*Instruction*:
Where does the string "life" appear in the records? Copy every line that contains it.
BEGIN Provided entries
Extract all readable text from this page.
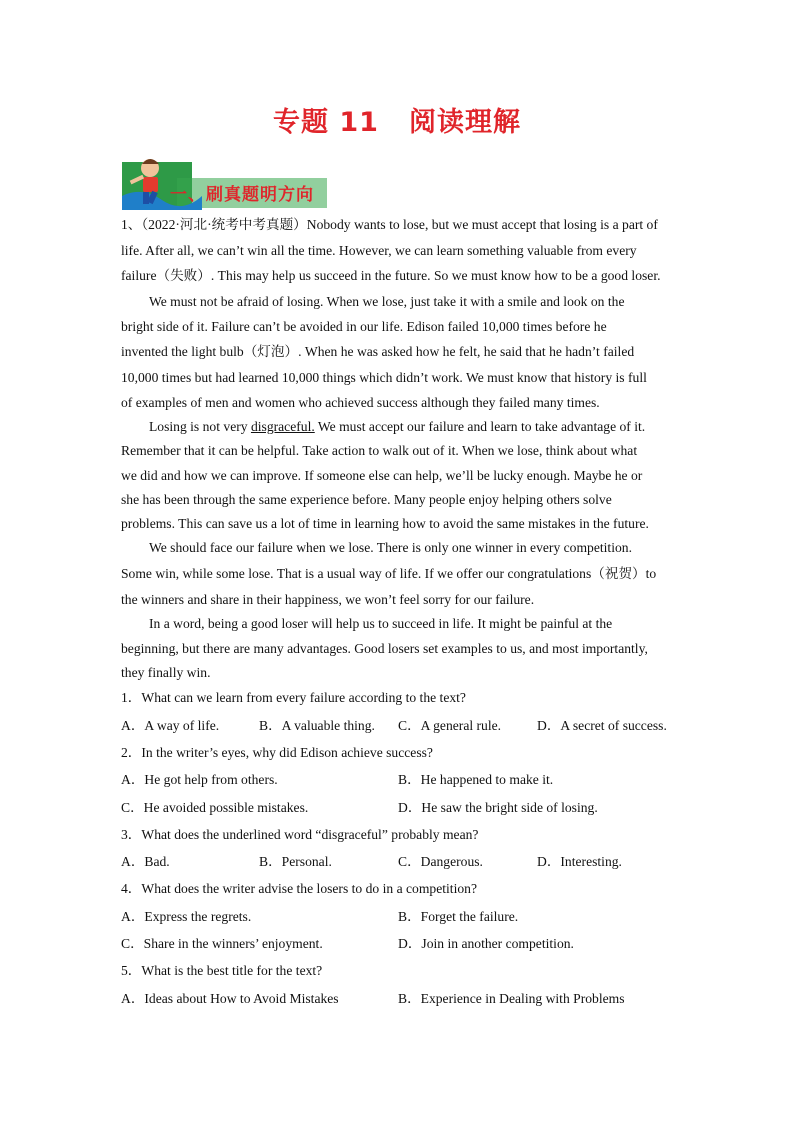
专题 11 阅读理解
一、刷真题明方向
1、（2022·河北·统考中考真题）Nobody wants to lose, but we must accept that losing is a part of
life. After all, we can’t win all the time. However, we can learn something valuable from every
failure（失败）. This may help us succeed in the future. So we must know how to be a good loser.
We must not be afraid of losing. When we lose, just take it with a smile and look on the
bright side of it. Failure can’t be avoided in our life. Edison failed 10,000 times before he
invented the light bulb（灯泡）. When he was asked how he felt, he said that he hadn’t failed
10,000 times but had learned 10,000 things which didn’t work. We must know that history is full
of examples of men and women who achieved success although they failed many times.
Losing is not very disgraceful. We must accept our failure and learn to take advantage of it.
Remember that it can be helpful. Take action to walk out of it. When we lose, think about what
we did and how we can improve. If someone else can help, we’ll be lucky enough. Maybe he or
she has been through the same experience before. Many people enjoy helping others solve
problems. This can save us a lot of time in learning how to avoid the same mistakes in the future.
We should face our failure when we lose. There is only one winner in every competition.
Some win, while some lose. That is a usual way of life. If we offer our congratulations（祝贺）to
the winners and share in their happiness, we won’t feel sorry for our failure.
In a word, being a good loser will help us to succeed in life. It might be painful at the
beginning, but there are many advantages. Good losers set examples to us, and most importantly,
they finally win.
1．What can we learn from every failure according to the text?
A．A way of life.	B．A valuable thing. C．A general rule.	D．A secret of success.
2．In the writer’s eyes, why did Edison achieve success?
A．He got help from others.	B．He happened to make it.
C．He avoided possible mistakes.	D．He saw the bright side of losing.
3．What does the underlined word “disgraceful” probably mean?
A．Bad.	B．Personal.	C．Dangerous.	D．Interesting.
4．What does the writer advise the losers to do in a competition?
A．Express the regrets.	B．Forget the failure.
C．Share in the winners’ enjoyment.	D．Join in another competition.
5．What is the best title for the text?
A．Ideas about How to Avoid Mistakes	B．Experience in Dealing with Problems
END Provided entries
*Exercise output*:
life. After all, we can’t win all the time. However, we can learn something valuable from every
bright side of it. Failure can’t be avoided in our life. Edison failed 10,000 times before he
Some win, while some lose. That is a usual way of life. If we offer our congratulations（祝贺）to
In a word, being a good loser will help us to succeed in life. It might be painful at the
A．A way of life.	B．A valuable thing. C．A general rule.	D．A secret of success.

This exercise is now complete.